───── DATA LINES ─────

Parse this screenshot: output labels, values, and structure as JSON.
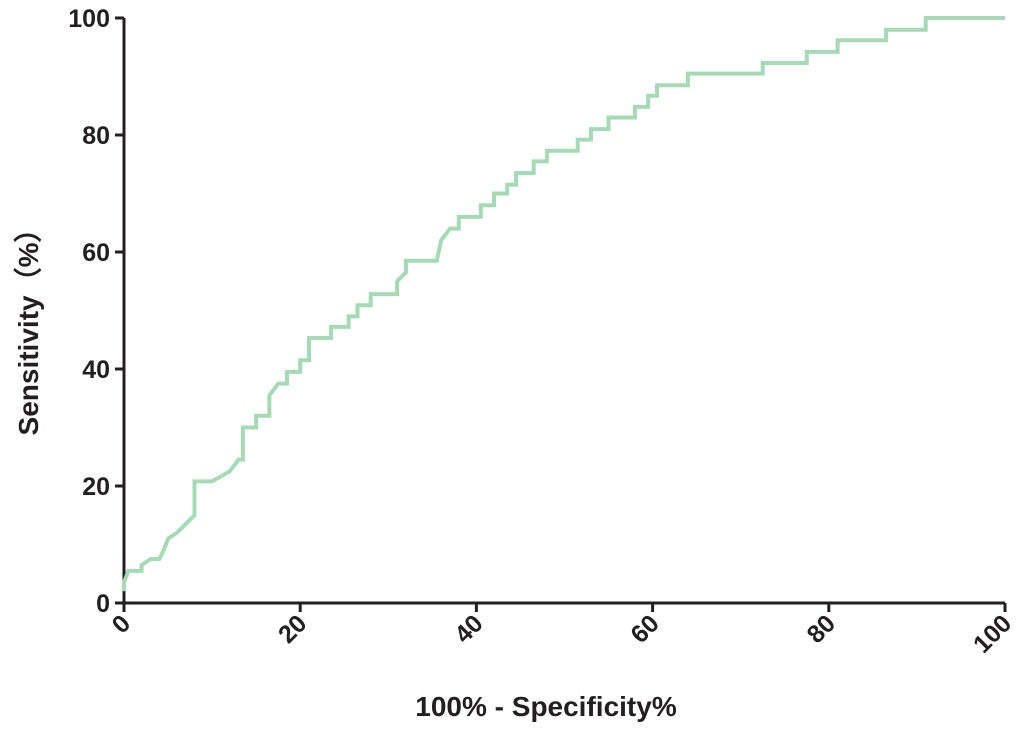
{
  "chart_data": {
    "type": "line",
    "x_label": "100%  - Specificity%",
    "y_label": "Sensitivity（%）",
    "xlim": [
      0,
      100
    ],
    "ylim": [
      0,
      100
    ],
    "xticks": [
      0,
      20,
      40,
      60,
      80,
      100
    ],
    "yticks": [
      0,
      20,
      40,
      60,
      80,
      100
    ],
    "color": "#a6dab6",
    "x": [
      0,
      0,
      0.5,
      2,
      2,
      3,
      4,
      4.5,
      5,
      6,
      7,
      8,
      8,
      8,
      10,
      12,
      13,
      13.5,
      13.5,
      15,
      15,
      16.5,
      16.5,
      17.5,
      18.5,
      18.5,
      20,
      20,
      21,
      21,
      23.5,
      23.5,
      25.5,
      25.5,
      26.5,
      26.5,
      28,
      28,
      31,
      31,
      32,
      32,
      35.5,
      36,
      37,
      38,
      38,
      40.5,
      40.5,
      42,
      42,
      43.5,
      43.5,
      44.5,
      44.5,
      46.5,
      46.5,
      48,
      48,
      51.5,
      51.5,
      53,
      53,
      55,
      55,
      58,
      58,
      59.5,
      59.5,
      60.5,
      60.5,
      64,
      64,
      72.5,
      72.5,
      77.5,
      77.5,
      81,
      81,
      86.5,
      86.5,
      91,
      91,
      100
    ],
    "values": [
      2,
      3.5,
      5.5,
      5.5,
      6.5,
      7.5,
      7.5,
      9,
      11,
      12,
      13.5,
      15,
      16,
      20.8,
      20.8,
      22.5,
      24.5,
      24.5,
      30,
      30,
      32,
      32,
      35.5,
      37.5,
      37.5,
      39.5,
      39.5,
      41.5,
      41.5,
      45.3,
      45.3,
      47.2,
      47.2,
      49,
      49,
      50.9,
      50.9,
      52.8,
      52.8,
      55,
      56.5,
      58.5,
      58.5,
      62,
      64,
      64,
      66,
      66,
      68,
      68,
      70,
      70,
      71.5,
      71.5,
      73.5,
      73.5,
      75.5,
      75.5,
      77.3,
      77.3,
      79.2,
      79.2,
      81,
      81,
      83,
      83,
      84.8,
      84.8,
      86.7,
      86.7,
      88.5,
      88.5,
      90.5,
      90.5,
      92.3,
      92.3,
      94.2,
      94.2,
      96.2,
      96.2,
      98,
      98,
      100,
      100
    ]
  }
}
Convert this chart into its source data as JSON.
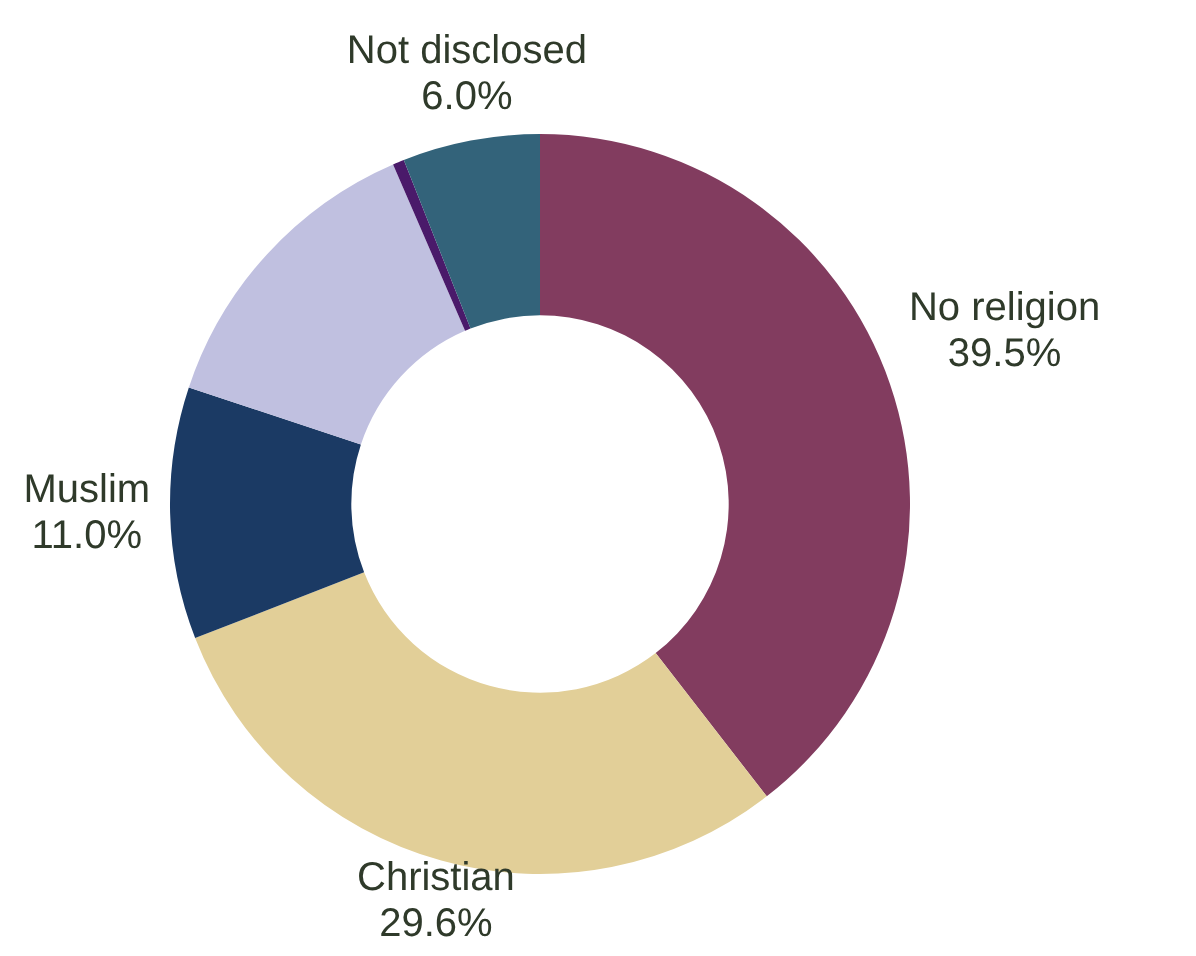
{
  "chart_data": {
    "type": "donut",
    "categories": [
      "No religion",
      "Christian",
      "Muslim",
      null,
      null,
      "Not disclosed"
    ],
    "values": [
      39.5,
      29.6,
      11.0,
      13.4,
      0.5,
      6.0
    ],
    "colors": [
      "#823c5f",
      "#e2cf98",
      "#1b3a64",
      "#c0c0e0",
      "#4a1a6a",
      "#33637a"
    ],
    "value_labels": [
      "39.5%",
      "29.6%",
      "11.0%",
      null,
      null,
      "6.0%"
    ],
    "legend": false
  }
}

─────

▶ REQUIRED TASK
Could you repeat all of the material exactly? Pictures should not be copied.

▶ IN RESPONSE
Parse this screenshot: output labels, values, and structure as JSON.
{
  "chart_data": {
    "type": "line",
    "x_label": "100%  - Specificity%",
    "y_label": "Sensitivity（%）",
    "xlim": [
      0,
      100
    ],
    "ylim": [
      0,
      100
    ],
    "xticks": [
      0,
      20,
      40,
      60,
      80,
      100
    ],
    "yticks": [
      0,
      20,
      40,
      60,
      80,
      100
    ],
    "color": "#a6dab6",
    "x": [
      0,
      0,
      0.5,
      2,
      2,
      3,
      4,
      4.5,
      5,
      6,
      7,
      8,
      8,
      8,
      10,
      12,
      13,
      13.5,
      13.5,
      15,
      15,
      16.5,
      16.5,
      17.5,
      18.5,
      18.5,
      20,
      20,
      21,
      21,
      23.5,
      23.5,
      25.5,
      25.5,
      26.5,
      26.5,
      28,
      28,
      31,
      31,
      32,
      32,
      35.5,
      36,
      37,
      38,
      38,
      40.5,
      40.5,
      42,
      42,
      43.5,
      43.5,
      44.5,
      44.5,
      46.5,
      46.5,
      48,
      48,
      51.5,
      51.5,
      53,
      53,
      55,
      55,
      58,
      58,
      59.5,
      59.5,
      60.5,
      60.5,
      64,
      64,
      72.5,
      72.5,
      77.5,
      77.5,
      81,
      81,
      86.5,
      86.5,
      91,
      91,
      100
    ],
    "values": [
      2,
      3.5,
      5.5,
      5.5,
      6.5,
      7.5,
      7.5,
      9,
      11,
      12,
      13.5,
      15,
      16,
      20.8,
      20.8,
      22.5,
      24.5,
      24.5,
      30,
      30,
      32,
      32,
      35.5,
      37.5,
      37.5,
      39.5,
      39.5,
      41.5,
      41.5,
      45.3,
      45.3,
      47.2,
      47.2,
      49,
      49,
      50.9,
      50.9,
      52.8,
      52.8,
      55,
      56.5,
      58.5,
      58.5,
      62,
      64,
      64,
      66,
      66,
      68,
      68,
      70,
      70,
      71.5,
      71.5,
      73.5,
      73.5,
      75.5,
      75.5,
      77.3,
      77.3,
      79.2,
      79.2,
      81,
      81,
      83,
      83,
      84.8,
      84.8,
      86.7,
      86.7,
      88.5,
      88.5,
      90.5,
      90.5,
      92.3,
      92.3,
      94.2,
      94.2,
      96.2,
      96.2,
      98,
      98,
      100,
      100
    ]
  }
}
Convert this chart into its source data as JSON.
{
  "chart_data": {
    "type": "donut",
    "categories": [
      "No religion",
      "Christian",
      "Muslim",
      null,
      null,
      "Not disclosed"
    ],
    "values": [
      39.5,
      29.6,
      11.0,
      13.4,
      0.5,
      6.0
    ],
    "colors": [
      "#823c5f",
      "#e2cf98",
      "#1b3a64",
      "#c0c0e0",
      "#4a1a6a",
      "#33637a"
    ],
    "value_labels": [
      "39.5%",
      "29.6%",
      "11.0%",
      null,
      null,
      "6.0%"
    ],
    "legend": false
  }
}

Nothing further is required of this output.